→ **Given instruction**
Copy every line of the material below word for word.

→ **Available data**
* BEGIN *

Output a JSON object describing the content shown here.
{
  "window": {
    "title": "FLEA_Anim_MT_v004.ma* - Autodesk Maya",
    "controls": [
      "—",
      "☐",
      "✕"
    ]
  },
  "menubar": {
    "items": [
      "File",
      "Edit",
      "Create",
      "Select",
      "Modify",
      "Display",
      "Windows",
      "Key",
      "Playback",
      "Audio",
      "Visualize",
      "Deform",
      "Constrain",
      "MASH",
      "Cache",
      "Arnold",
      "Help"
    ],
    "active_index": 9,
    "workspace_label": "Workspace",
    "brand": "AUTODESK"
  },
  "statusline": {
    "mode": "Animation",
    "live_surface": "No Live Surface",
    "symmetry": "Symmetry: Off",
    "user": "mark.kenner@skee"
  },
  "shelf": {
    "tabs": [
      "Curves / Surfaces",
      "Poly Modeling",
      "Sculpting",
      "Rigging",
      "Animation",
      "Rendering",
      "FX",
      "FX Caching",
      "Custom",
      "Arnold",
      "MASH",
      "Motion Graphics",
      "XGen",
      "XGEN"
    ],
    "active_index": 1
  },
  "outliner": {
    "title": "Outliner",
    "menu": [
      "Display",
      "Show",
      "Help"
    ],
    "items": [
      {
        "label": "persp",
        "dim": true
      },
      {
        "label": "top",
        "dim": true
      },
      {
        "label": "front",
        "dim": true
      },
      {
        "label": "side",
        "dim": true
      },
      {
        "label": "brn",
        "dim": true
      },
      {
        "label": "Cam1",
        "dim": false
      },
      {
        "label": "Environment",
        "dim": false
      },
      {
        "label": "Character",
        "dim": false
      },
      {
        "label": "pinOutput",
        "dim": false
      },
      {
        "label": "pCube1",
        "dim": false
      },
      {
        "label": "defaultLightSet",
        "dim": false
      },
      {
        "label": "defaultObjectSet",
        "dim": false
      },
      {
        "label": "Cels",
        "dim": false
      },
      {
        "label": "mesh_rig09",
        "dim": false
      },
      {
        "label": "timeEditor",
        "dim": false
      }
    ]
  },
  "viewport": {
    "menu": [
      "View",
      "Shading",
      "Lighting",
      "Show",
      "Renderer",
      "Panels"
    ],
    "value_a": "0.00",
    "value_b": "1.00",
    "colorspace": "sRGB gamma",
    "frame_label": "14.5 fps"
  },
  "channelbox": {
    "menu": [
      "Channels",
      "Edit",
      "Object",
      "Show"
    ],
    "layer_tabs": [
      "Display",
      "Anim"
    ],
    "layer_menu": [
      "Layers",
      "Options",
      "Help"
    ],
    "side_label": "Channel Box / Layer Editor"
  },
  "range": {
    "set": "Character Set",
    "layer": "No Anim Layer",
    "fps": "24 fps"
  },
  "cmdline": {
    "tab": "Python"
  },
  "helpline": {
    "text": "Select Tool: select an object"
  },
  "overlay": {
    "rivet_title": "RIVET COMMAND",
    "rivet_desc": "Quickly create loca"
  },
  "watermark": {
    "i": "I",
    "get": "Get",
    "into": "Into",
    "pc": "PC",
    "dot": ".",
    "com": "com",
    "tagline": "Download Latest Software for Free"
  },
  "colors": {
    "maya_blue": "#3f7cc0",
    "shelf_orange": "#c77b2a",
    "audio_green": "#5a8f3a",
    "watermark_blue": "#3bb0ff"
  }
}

* END *

→ **The completed task**
Output a JSON object describing the content shown here.
{
  "window": {
    "title": "FLEA_Anim_MT_v004.ma* - Autodesk Maya",
    "controls": [
      "—",
      "☐",
      "✕"
    ]
  },
  "menubar": {
    "items": [
      "File",
      "Edit",
      "Create",
      "Select",
      "Modify",
      "Display",
      "Windows",
      "Key",
      "Playback",
      "Audio",
      "Visualize",
      "Deform",
      "Constrain",
      "MASH",
      "Cache",
      "Arnold",
      "Help"
    ],
    "active_index": 9,
    "workspace_label": "Workspace",
    "brand": "AUTODESK"
  },
  "statusline": {
    "mode": "Animation",
    "live_surface": "No Live Surface",
    "symmetry": "Symmetry: Off",
    "user": "mark.kenner@skee"
  },
  "shelf": {
    "tabs": [
      "Curves / Surfaces",
      "Poly Modeling",
      "Sculpting",
      "Rigging",
      "Animation",
      "Rendering",
      "FX",
      "FX Caching",
      "Custom",
      "Arnold",
      "MASH",
      "Motion Graphics",
      "XGen",
      "XGEN"
    ],
    "active_index": 1
  },
  "outliner": {
    "title": "Outliner",
    "menu": [
      "Display",
      "Show",
      "Help"
    ],
    "items": [
      {
        "label": "persp",
        "dim": true
      },
      {
        "label": "top",
        "dim": true
      },
      {
        "label": "front",
        "dim": true
      },
      {
        "label": "side",
        "dim": true
      },
      {
        "label": "brn",
        "dim": true
      },
      {
        "label": "Cam1",
        "dim": false
      },
      {
        "label": "Environment",
        "dim": false
      },
      {
        "label": "Character",
        "dim": false
      },
      {
        "label": "pinOutput",
        "dim": false
      },
      {
        "label": "pCube1",
        "dim": false
      },
      {
        "label": "defaultLightSet",
        "dim": false
      },
      {
        "label": "defaultObjectSet",
        "dim": false
      },
      {
        "label": "Cels",
        "dim": false
      },
      {
        "label": "mesh_rig09",
        "dim": false
      },
      {
        "label": "timeEditor",
        "dim": false
      }
    ]
  },
  "viewport": {
    "menu": [
      "View",
      "Shading",
      "Lighting",
      "Show",
      "Renderer",
      "Panels"
    ],
    "value_a": "0.00",
    "value_b": "1.00",
    "colorspace": "sRGB gamma",
    "frame_label": "14.5 fps"
  },
  "channelbox": {
    "menu": [
      "Channels",
      "Edit",
      "Object",
      "Show"
    ],
    "layer_tabs": [
      "Display",
      "Anim"
    ],
    "layer_menu": [
      "Layers",
      "Options",
      "Help"
    ],
    "side_label": "Channel Box / Layer Editor"
  },
  "range": {
    "set": "Character Set",
    "layer": "No Anim Layer",
    "fps": "24 fps"
  },
  "cmdline": {
    "tab": "Python"
  },
  "helpline": {
    "text": "Select Tool: select an object"
  },
  "overlay": {
    "rivet_title": "RIVET COMMAND",
    "rivet_desc": "Quickly create loca"
  },
  "watermark": {
    "i": "I",
    "get": "Get",
    "into": "Into",
    "pc": "PC",
    "dot": ".",
    "com": "com",
    "tagline": "Download Latest Software for Free"
  },
  "colors": {
    "maya_blue": "#3f7cc0",
    "shelf_orange": "#c77b2a",
    "audio_green": "#5a8f3a",
    "watermark_blue": "#3bb0ff"
  }
}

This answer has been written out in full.